━━━ Exercise material

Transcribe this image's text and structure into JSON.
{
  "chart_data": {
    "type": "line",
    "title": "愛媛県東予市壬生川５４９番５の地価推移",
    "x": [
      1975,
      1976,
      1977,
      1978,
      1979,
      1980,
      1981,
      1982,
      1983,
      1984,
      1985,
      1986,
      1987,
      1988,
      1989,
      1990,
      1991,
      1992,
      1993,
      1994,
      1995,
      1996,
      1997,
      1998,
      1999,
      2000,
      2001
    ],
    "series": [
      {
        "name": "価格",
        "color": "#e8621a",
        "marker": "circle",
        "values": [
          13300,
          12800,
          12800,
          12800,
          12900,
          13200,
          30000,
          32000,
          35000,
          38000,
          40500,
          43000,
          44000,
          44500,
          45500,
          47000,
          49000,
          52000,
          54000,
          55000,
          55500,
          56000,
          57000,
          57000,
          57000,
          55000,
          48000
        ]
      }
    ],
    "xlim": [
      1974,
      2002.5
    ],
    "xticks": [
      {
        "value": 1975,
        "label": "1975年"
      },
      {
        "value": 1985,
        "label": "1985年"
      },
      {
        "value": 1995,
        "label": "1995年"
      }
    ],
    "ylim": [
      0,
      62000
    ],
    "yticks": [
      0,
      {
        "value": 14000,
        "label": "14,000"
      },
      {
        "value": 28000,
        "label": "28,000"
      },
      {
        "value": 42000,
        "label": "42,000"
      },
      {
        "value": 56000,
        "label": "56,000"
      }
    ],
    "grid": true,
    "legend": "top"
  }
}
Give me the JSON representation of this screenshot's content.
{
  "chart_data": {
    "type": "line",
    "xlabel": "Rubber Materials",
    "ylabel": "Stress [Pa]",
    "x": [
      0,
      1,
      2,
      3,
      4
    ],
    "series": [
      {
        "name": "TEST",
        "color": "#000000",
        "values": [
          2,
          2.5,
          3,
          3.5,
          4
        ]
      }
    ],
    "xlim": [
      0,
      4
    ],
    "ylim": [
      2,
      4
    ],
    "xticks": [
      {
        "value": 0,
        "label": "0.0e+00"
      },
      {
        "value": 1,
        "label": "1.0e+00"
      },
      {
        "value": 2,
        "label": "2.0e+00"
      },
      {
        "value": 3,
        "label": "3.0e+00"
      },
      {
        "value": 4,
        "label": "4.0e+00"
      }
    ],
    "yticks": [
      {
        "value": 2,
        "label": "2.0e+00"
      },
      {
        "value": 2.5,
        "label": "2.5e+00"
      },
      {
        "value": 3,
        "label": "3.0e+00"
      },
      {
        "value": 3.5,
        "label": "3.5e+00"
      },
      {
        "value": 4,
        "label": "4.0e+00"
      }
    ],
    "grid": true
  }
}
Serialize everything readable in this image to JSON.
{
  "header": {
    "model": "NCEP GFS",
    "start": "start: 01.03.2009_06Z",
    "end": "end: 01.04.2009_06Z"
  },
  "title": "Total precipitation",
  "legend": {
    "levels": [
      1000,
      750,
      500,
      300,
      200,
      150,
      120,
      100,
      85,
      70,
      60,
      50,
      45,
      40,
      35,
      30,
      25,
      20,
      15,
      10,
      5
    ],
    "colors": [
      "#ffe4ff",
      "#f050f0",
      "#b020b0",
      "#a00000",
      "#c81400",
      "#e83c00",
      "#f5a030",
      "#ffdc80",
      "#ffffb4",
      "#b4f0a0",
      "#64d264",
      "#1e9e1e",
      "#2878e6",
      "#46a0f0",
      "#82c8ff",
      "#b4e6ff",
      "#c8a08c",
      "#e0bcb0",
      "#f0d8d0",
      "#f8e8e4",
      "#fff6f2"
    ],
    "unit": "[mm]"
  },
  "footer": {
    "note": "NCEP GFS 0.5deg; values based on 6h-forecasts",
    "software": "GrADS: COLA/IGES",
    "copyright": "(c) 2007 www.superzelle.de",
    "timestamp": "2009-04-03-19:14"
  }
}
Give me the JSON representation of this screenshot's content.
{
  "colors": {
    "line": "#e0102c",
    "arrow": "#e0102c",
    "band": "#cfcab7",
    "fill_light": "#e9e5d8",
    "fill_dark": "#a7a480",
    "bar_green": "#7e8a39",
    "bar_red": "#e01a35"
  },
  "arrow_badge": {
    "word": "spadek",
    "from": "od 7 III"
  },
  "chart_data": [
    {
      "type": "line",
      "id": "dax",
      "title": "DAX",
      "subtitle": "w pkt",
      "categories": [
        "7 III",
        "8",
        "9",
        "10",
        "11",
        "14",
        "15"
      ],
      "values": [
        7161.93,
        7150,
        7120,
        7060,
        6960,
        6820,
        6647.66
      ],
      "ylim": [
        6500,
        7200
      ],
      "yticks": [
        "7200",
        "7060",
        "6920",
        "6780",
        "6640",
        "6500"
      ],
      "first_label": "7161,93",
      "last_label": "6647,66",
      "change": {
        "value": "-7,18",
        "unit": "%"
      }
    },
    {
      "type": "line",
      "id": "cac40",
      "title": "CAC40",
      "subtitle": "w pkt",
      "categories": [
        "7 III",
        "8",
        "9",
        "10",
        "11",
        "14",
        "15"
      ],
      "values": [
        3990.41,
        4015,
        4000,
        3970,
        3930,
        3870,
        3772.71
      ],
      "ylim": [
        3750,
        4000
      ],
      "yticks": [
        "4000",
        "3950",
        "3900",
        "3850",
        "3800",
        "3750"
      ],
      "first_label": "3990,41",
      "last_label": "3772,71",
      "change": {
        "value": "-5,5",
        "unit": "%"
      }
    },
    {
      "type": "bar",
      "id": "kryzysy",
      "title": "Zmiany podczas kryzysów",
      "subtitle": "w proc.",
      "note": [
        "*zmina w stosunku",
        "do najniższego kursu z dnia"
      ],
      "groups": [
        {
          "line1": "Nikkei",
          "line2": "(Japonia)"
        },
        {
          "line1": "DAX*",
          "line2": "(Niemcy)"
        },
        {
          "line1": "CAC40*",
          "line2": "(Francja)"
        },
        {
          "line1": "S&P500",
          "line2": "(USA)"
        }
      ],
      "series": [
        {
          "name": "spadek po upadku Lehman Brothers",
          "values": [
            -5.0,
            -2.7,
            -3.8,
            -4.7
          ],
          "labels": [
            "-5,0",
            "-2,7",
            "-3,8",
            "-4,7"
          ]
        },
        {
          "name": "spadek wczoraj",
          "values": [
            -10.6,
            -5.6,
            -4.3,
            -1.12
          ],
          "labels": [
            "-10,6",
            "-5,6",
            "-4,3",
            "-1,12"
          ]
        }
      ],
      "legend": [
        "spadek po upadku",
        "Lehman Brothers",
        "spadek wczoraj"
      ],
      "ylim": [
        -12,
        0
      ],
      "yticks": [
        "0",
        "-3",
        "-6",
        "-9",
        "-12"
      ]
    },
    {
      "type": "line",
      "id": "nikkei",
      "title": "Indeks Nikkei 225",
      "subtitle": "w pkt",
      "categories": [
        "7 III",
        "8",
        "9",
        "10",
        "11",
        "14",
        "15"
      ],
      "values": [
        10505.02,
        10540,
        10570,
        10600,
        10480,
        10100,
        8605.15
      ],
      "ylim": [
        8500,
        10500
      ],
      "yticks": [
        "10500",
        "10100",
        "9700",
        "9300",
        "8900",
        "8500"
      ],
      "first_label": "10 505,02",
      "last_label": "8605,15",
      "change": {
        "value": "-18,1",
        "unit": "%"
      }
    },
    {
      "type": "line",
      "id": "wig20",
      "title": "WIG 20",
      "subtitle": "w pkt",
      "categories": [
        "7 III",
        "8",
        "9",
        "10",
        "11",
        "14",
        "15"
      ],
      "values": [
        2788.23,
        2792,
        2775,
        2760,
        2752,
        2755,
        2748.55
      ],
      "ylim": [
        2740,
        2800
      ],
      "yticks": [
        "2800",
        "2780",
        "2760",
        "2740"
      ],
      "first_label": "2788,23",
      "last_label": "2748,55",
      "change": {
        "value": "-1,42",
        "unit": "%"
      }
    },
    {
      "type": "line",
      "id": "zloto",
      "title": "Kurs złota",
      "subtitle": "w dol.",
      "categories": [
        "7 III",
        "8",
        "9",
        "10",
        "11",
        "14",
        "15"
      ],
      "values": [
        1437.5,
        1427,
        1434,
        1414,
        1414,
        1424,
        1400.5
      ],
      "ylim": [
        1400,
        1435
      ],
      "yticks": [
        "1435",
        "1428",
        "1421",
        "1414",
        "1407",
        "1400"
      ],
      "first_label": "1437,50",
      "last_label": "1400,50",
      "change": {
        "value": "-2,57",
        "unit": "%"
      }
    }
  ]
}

━━━━━━

• **To be done**
Read the data above. Pull out each line in which the string "Lehman" appears.

• **Output of the task**
          "name": "spadek po upadku Lehman Brothers",
        "Lehman Brothers",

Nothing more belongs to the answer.